--- Begin ---

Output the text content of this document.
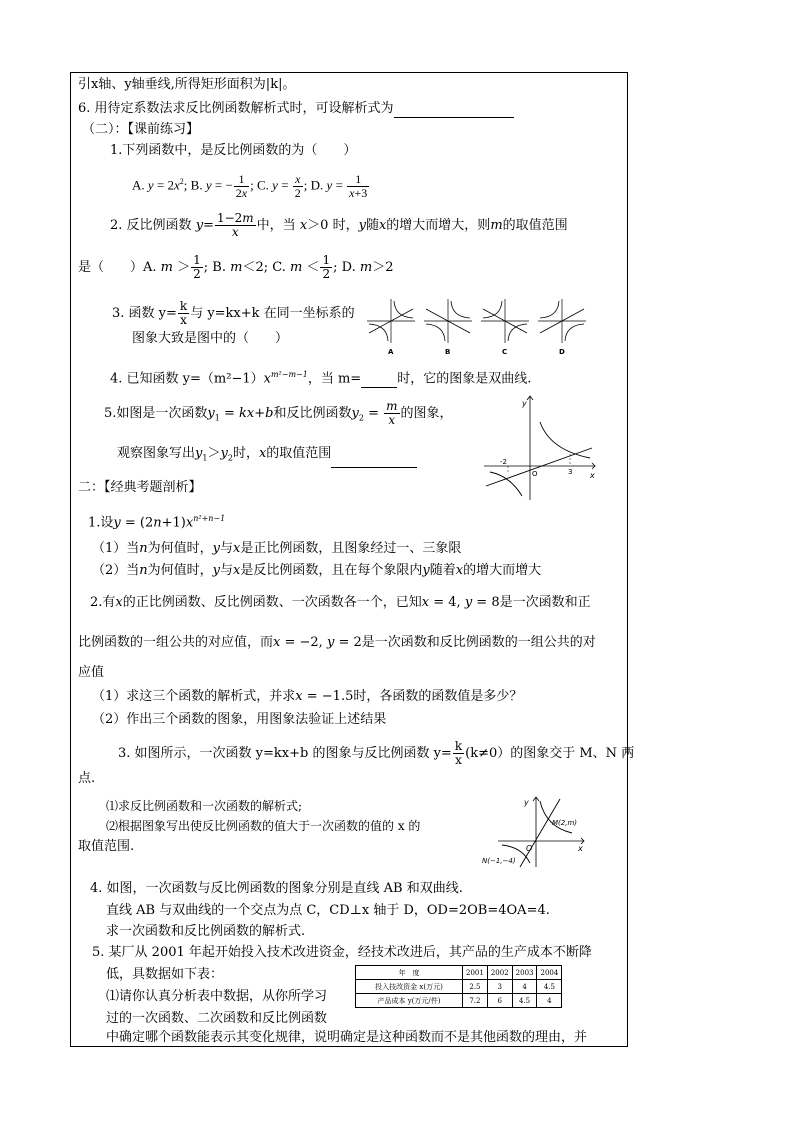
引x轴、y轴垂线,所得矩形面积为|k|。
6. 用待定系数法求反比例函数解析式时，可设解析式为
（二）：【课前练习】
1.下列函数中，是反比例函数的为（　　）
A. $y = 2x^2$; B. y = − $\frac{1}{2x}$ ; C. $y = \frac{x}{2}$ ; D. $y = \frac{1}{x+3}$
2. 反比例函数 $y= \frac{1-2m}{x}$ 中，当 x＞0 时，y随x的增大而增大，则m的取值范围
是（　　）A. $m > \frac{1}{2}$ ; B. m＜2; C. $m < \frac{1}{2}$ ; D. m＞2
3. 函数 $y= \frac{k}{x}$ 与 y=kx+k 在同一坐标系的
图象大致是图中的（　　）
A	B	C	D
4. 已知函数 $y=(m^2-1)x^{m^2-m-1}$，当 m=	时，它的图象是双曲线.
5.如图是一次函数$y_1 = kx+b$和反比例函数$y_2 = \frac{m}{x}$ 的图象，
观察图象写出$y_1>y_2$时，x的取值范围
y
x
-2
O	3
二：【经典考题剖析】
1.设$y = (2n+1)x^{n^2+n-1}$
（1）当n为何值时，y与x是正比例函数，且图象经过一、三象限
（2）当n为何值时，y与x是反比例函数，且在每个象限内y随着x的增大而增大
2.有x的正比例函数、反比例函数、一次函数各一个，已知x = 4, y = 8是一次函数和正
比例函数的一组公共的对应值，而x = −2, y = 2是一次函数和反比例函数的一组公共的对
应值
（1）求这三个函数的解析式，并求x = −1.5时，各函数的函数值是多少？
（2）作出三个函数的图象，用图象法验证上述结果
3. 如图所示，一次函数 y=kx+b 的图象与反比例函数 $y= \frac{k}{x} (k\ne 0)$的图象交于 M、N 两
点.
⑴求反比例函数和一次函数的解析式;
⑵根据图象写出使反比例函数的值大于一次函数的值的 x 的
取值范围.
y
x
O
M(2,m)
N(−1,−4)
4. 如图，一次函数与反比例函数的图象分别是直线 AB 和双曲线.
直线 AB 与双曲线的一个交点为点 C，CD⊥x 轴于 D，OD=2OB=4OA=4.
求一次函数和反比例函数的解析式.
5. 某厂从 2001 年起开始投入技术改进资金，经技术改进后，其产品的生产成本不断降
低，具数据如下表：
⑴请你认真分析表中数据，从你所学习
过的一次函数、二次函数和反比例函数
中确定哪个函数能表示其变化规律，说明确定是这种函数而不是其他函数的理由，并
年　度	2001	2002	2003	2004
投入技改资金 x(万元)	2.5	3	4	4.5
产品成本 y(万元/件)	7.2	6	4.5	4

--- End ---

EXERCISE BRIEF: The records above need to be restated word for word, with the pictures left out.

EXPECTED ANSWER:
Output the text content of this document.
引x轴、y轴垂线,所得矩形面积为|k|。
6. 用待定系数法求反比例函数解析式时，可设解析式为
（二）：【课前练习】
1.下列函数中，是反比例函数的为（　　）
A. $y = 2x^2$; B. y = − $\frac{1}{2x}$ ; C. $y = \frac{x}{2}$ ; D. $y = \frac{1}{x+3}$
2. 反比例函数 $y= \frac{1-2m}{x}$ 中，当 x＞0 时，y随x的增大而增大，则m的取值范围
是（　　）A. $m > \frac{1}{2}$ ; B. m＜2; C. $m < \frac{1}{2}$ ; D. m＞2
3. 函数 $y= \frac{k}{x}$ 与 y=kx+k 在同一坐标系的
图象大致是图中的（　　）
A	B	C	D
4. 已知函数 $y=(m^2-1)x^{m^2-m-1}$，当 m=	时，它的图象是双曲线.
5.如图是一次函数$y_1 = kx+b$和反比例函数$y_2 = \frac{m}{x}$ 的图象，
观察图象写出$y_1>y_2$时，x的取值范围
y
x
-2
O	3
二：【经典考题剖析】
1.设$y = (2n+1)x^{n^2+n-1}$
（1）当n为何值时，y与x是正比例函数，且图象经过一、三象限
（2）当n为何值时，y与x是反比例函数，且在每个象限内y随着x的增大而增大
2.有x的正比例函数、反比例函数、一次函数各一个，已知x = 4, y = 8是一次函数和正
比例函数的一组公共的对应值，而x = −2, y = 2是一次函数和反比例函数的一组公共的对
应值
（1）求这三个函数的解析式，并求x = −1.5时，各函数的函数值是多少？
（2）作出三个函数的图象，用图象法验证上述结果
3. 如图所示，一次函数 y=kx+b 的图象与反比例函数 $y= \frac{k}{x} (k\ne 0)$的图象交于 M、N 两
点.
⑴求反比例函数和一次函数的解析式;
⑵根据图象写出使反比例函数的值大于一次函数的值的 x 的
取值范围.
y
x
O
M(2,m)
N(−1,−4)
4. 如图，一次函数与反比例函数的图象分别是直线 AB 和双曲线.
直线 AB 与双曲线的一个交点为点 C，CD⊥x 轴于 D，OD=2OB=4OA=4.
求一次函数和反比例函数的解析式.
5. 某厂从 2001 年起开始投入技术改进资金，经技术改进后，其产品的生产成本不断降
低，具数据如下表：
⑴请你认真分析表中数据，从你所学习
过的一次函数、二次函数和反比例函数
中确定哪个函数能表示其变化规律，说明确定是这种函数而不是其他函数的理由，并
年　度	2001	2002	2003	2004
投入技改资金 x(万元)	2.5	3	4	4.5
产品成本 y(万元/件)	7.2	6	4.5	4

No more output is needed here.